Ausgewählter Text:
Doch zu allen bekannten Zeiten sind Menschen aus ihren Verhältnissen ausgebrochen.
Im Jahre 73 v. u. Z. taten dies bespielweise die sich befreienden Sklaven des Spartakus-Aufstandes – ein Beispiel, das Marx bekannt war.[1] Unzählige haben sich seither für andere Menschen, für unterschiedlichste Ziele und Ideen selbst dann engagiert, wenn sie wussten, dass sie damit ihre körperliche Unversehrtheit oder ihre Existenz aufs Spiel setzten. Zu Lebzeiten von Marx und Engels geschah dies bereits zur Befreiung von kapitalistischer Unterdrückung, wie 1871 im Aufstand der Pariser Kommune. Bei dessen Niederschlagung wurden bis zu 35.000 Menschen niedergemetzelt, tausende später deportiert.[2]
Marx setzte noch im selben Jahr den „selbstopfernden Vorkämpfern einer neuen und bessern Gesellschaft“ in seiner Schrift Bürgerkrieg in Frankreich[3] ein Denkmal. Hatten diese Vorkämpfer nicht ihre „Charaktermasken“ weit von sich geworfen?
Im Kommunistischen Manifest erwähnten Marx und Engels „Bourgeoisieideologen, welche zum theoretischen Verständnis der ganzen geschichtlichen Bewegung sich hinaufgearbeitet haben“:[4] vermutlich eine Selbstdarstellung. Nahmen sie damit für sich die Ausnahme in Anspruch, ihre Masken ablegen zu können? Oder glaubte Marx, da er weder Prolet noch Unternehmer war, hätte diese Frage für ihn nicht bestanden? Und wie sah er das bei Engels?

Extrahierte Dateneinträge
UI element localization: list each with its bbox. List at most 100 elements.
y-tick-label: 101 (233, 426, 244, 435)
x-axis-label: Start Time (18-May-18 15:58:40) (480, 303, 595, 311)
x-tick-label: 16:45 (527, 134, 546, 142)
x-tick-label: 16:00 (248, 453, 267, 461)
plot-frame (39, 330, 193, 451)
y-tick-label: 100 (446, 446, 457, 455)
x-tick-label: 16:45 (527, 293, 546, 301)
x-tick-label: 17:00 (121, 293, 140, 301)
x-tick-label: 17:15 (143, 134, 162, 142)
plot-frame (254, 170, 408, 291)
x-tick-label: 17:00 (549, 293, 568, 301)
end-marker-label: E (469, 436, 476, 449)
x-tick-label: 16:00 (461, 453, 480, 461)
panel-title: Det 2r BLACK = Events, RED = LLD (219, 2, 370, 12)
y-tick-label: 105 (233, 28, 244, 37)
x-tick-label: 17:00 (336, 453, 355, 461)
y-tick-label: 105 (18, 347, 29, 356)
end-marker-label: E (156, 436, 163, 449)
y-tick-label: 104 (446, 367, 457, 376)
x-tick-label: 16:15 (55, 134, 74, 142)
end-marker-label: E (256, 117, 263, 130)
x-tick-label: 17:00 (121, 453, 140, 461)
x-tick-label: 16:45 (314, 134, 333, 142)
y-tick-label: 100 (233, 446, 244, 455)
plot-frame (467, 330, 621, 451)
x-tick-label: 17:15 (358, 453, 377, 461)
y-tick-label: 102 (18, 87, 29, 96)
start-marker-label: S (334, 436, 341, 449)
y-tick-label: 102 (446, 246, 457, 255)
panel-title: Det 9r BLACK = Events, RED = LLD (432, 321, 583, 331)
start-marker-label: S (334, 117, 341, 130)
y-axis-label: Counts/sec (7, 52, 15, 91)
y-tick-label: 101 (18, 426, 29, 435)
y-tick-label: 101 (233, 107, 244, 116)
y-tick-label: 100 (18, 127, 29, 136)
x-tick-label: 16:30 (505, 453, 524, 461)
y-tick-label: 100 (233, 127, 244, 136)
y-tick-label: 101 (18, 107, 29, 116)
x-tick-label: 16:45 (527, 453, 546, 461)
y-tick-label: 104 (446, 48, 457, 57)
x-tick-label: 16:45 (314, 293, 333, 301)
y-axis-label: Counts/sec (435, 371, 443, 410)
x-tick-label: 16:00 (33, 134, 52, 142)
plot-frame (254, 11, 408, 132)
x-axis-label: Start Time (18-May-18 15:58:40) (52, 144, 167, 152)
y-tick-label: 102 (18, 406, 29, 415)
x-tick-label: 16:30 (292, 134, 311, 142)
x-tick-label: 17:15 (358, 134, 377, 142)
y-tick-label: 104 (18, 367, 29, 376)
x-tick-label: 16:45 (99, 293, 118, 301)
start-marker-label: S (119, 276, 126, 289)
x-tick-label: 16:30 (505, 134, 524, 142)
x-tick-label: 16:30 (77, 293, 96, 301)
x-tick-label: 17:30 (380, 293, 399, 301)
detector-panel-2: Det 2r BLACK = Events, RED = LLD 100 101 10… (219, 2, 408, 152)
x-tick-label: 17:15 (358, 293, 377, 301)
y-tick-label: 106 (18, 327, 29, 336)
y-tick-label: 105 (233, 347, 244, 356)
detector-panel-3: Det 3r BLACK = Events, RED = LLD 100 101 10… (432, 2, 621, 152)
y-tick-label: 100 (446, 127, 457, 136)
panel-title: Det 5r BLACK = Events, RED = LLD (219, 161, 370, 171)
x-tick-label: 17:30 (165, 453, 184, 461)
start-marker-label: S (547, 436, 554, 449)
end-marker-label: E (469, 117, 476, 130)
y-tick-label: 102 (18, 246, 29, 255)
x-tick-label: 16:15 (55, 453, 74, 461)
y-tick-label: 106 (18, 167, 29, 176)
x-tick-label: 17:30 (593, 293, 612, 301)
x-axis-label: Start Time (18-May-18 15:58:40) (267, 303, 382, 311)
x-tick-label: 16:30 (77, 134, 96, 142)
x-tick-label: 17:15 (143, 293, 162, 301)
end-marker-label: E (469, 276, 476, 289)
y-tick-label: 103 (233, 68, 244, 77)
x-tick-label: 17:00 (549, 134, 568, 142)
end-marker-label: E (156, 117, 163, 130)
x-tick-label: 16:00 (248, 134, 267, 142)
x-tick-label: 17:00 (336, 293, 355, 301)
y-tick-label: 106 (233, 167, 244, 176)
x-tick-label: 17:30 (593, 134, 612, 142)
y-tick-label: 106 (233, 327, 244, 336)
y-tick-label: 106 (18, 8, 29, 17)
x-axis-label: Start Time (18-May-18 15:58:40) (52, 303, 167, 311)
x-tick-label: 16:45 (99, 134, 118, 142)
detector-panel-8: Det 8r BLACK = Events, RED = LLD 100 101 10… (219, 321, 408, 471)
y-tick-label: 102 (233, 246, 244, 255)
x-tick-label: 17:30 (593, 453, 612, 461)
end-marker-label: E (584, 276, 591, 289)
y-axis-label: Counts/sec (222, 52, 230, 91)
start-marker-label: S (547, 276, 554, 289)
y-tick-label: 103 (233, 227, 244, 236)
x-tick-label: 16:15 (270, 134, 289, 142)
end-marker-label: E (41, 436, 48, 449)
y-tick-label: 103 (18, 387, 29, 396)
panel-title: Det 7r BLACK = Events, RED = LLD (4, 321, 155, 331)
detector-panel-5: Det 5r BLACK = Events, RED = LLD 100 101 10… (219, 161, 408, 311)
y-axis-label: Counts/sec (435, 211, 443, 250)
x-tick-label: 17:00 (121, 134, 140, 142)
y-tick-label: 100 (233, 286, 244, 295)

Zu erledigende Arbeit: Zitiere aus dem Text über Marx und Engels alles von „Im Jahre 73“ bis hinunter zu „von sich geworfen?“. Die Auflistung spielt hierfür keine Rolle.

Lösung der Aufgabe:
Im Jahre 73 v. u. Z. taten dies bespielweise die sich befreienden Sklaven des Spartakus-Aufstandes – ein Beispiel, das Marx bekannt war.[1] Unzählige haben sich seither für andere Menschen, für unterschiedlichste Ziele und Ideen selbst dann engagiert, wenn sie wussten, dass sie damit ihre körperliche Unversehrtheit oder ihre Existenz aufs Spiel setzten. Zu Lebzeiten von Marx und Engels geschah dies bereits zur Befreiung von kapitalistischer Unterdrückung, wie 1871 im Aufstand der Pariser Kommune. Bei dessen Niederschlagung wurden bis zu 35.000 Menschen niedergemetzelt, tausende später deportiert.[2]
Marx setzte noch im selben Jahr den „selbstopfernden Vorkämpfern einer neuen und bessern Gesellschaft“ in seiner Schrift Bürgerkrieg in Frankreich[3] ein Denkmal. Hatten diese Vorkämpfer nicht ihre „Charaktermasken“ weit von sich geworfen?